In the listing that follows, count the lines holding the word "with" and report only that number.
** Start EXCERPTED DATA **
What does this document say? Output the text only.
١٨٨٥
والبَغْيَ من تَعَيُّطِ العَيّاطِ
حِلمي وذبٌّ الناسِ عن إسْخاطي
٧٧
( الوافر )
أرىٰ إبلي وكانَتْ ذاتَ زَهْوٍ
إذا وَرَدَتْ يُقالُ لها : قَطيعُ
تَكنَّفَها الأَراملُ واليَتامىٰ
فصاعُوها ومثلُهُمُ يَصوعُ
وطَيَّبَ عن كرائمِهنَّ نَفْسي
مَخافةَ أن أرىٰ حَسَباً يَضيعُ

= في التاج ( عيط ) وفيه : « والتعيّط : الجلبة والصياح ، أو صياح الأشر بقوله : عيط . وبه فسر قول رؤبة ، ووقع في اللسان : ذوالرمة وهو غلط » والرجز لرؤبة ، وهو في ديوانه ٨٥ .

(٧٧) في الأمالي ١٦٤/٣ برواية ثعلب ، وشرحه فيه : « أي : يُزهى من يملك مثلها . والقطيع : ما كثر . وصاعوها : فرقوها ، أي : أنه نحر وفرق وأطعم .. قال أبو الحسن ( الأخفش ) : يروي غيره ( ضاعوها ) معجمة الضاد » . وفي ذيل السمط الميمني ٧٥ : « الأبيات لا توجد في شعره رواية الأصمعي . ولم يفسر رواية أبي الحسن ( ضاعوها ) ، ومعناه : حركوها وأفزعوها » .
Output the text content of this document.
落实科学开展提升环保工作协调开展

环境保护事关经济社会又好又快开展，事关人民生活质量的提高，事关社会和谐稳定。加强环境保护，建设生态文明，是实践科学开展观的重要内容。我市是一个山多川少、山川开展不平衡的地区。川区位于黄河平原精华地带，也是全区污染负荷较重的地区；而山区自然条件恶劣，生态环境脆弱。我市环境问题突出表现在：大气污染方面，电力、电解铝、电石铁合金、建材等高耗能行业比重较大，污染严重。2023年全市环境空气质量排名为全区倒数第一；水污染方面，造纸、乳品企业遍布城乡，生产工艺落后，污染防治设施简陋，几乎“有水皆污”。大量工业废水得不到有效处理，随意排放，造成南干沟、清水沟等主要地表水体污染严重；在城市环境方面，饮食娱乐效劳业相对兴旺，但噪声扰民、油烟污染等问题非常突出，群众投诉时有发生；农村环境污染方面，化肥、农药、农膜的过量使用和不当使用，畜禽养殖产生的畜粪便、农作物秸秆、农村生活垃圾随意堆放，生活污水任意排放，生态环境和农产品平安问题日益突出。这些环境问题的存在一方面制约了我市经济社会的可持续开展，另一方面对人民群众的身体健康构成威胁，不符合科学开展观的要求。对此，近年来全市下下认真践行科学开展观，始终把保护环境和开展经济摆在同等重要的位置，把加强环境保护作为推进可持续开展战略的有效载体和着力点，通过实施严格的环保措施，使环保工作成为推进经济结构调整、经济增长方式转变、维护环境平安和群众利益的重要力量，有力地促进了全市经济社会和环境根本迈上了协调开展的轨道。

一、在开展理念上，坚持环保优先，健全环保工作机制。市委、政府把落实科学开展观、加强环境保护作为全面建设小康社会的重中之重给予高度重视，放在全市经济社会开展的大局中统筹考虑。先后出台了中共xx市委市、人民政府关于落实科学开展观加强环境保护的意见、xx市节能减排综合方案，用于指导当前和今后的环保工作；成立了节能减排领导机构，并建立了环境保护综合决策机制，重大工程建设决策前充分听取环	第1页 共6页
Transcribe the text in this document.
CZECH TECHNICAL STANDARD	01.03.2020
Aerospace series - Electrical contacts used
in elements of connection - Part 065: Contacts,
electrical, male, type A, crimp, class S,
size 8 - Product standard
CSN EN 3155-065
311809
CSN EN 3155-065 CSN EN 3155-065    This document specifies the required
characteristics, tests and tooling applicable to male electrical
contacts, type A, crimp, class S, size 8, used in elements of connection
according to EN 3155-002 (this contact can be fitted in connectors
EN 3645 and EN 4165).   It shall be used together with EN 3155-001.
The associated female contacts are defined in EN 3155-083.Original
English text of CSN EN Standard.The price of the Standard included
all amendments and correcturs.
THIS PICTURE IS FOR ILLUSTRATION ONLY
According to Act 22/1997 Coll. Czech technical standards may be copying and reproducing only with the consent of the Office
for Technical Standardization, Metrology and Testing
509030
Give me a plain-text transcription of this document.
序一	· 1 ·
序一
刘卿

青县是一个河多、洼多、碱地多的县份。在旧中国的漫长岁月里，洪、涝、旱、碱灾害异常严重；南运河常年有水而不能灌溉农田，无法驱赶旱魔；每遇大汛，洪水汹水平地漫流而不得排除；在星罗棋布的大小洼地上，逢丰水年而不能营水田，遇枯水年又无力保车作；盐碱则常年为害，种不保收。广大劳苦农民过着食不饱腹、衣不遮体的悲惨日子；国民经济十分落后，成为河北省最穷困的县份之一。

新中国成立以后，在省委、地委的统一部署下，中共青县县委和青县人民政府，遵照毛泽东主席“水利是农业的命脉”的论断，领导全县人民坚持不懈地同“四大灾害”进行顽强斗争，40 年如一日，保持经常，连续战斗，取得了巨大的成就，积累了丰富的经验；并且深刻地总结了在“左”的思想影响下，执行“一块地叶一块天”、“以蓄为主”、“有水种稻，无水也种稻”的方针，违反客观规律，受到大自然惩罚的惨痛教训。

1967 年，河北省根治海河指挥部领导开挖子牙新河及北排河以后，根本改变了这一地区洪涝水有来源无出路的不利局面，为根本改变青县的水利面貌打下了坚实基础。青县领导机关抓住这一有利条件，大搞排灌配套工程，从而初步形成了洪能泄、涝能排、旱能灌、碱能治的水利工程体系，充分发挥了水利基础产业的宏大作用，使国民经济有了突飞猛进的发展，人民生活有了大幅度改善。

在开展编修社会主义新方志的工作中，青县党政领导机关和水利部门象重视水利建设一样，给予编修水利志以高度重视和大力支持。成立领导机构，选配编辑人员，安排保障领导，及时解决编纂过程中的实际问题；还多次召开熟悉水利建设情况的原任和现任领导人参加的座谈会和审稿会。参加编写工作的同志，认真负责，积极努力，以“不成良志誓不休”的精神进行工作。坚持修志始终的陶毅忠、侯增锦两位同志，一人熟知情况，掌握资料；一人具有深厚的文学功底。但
** End EXCERPTED DATA **
#### WRITTEN REPLY:
2